*RECORDS TO PROCESS*.
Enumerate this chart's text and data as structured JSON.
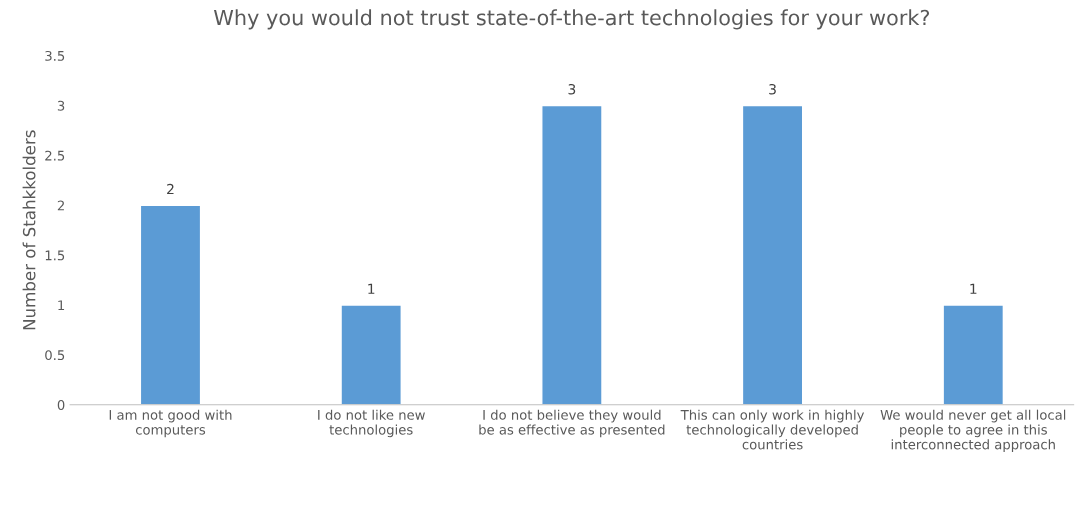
{
  "chart_data": {
    "type": "bar",
    "title": "Why you would not trust state-of-the-art technologies for your work?",
    "ylabel": "Number of Stahkkolders",
    "categories": [
      "I am not good with\ncomputers",
      "I do not like new\ntechnologies",
      "I do not believe they would\nbe as effective as presented",
      "This can only work in highly\ntechnologically developed\ncountries",
      "We would never get all local\npeople to agree in this\ninterconnected approach"
    ],
    "values": [
      2,
      1,
      3,
      3,
      1
    ],
    "color": "#5b9bd5",
    "ylim": [
      0,
      3.5
    ],
    "yticks": [
      0,
      0.5,
      1,
      1.5,
      2,
      2.5,
      3,
      3.5
    ],
    "data_labels": true,
    "grid": false
  }
}
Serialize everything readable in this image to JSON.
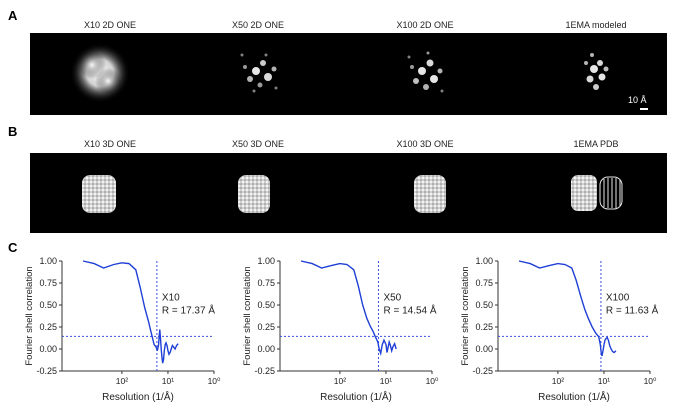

*TASK INSTRUCTIONS*.
Quote the material word for word, dropping any images it holds.

*COMPLETED TASK*.
Enumerate this chart's text and data as structured JSON.
{
  "chart_data": {
    "type": "bar",
    "title": "Why you would not trust state-of-the-art technologies for your work?",
    "ylabel": "Number of Stahkkolders",
    "categories": [
      "I am not good with\ncomputers",
      "I do not like new\ntechnologies",
      "I do not believe they would\nbe as effective as presented",
      "This can only work in highly\ntechnologically developed\ncountries",
      "We would never get all local\npeople to agree in this\ninterconnected approach"
    ],
    "values": [
      2,
      1,
      3,
      3,
      1
    ],
    "color": "#5b9bd5",
    "ylim": [
      0,
      3.5
    ],
    "yticks": [
      0,
      0.5,
      1,
      1.5,
      2,
      2.5,
      3,
      3.5
    ],
    "data_labels": true,
    "grid": false
  }
}
Serialize everything readable in this image to JSON.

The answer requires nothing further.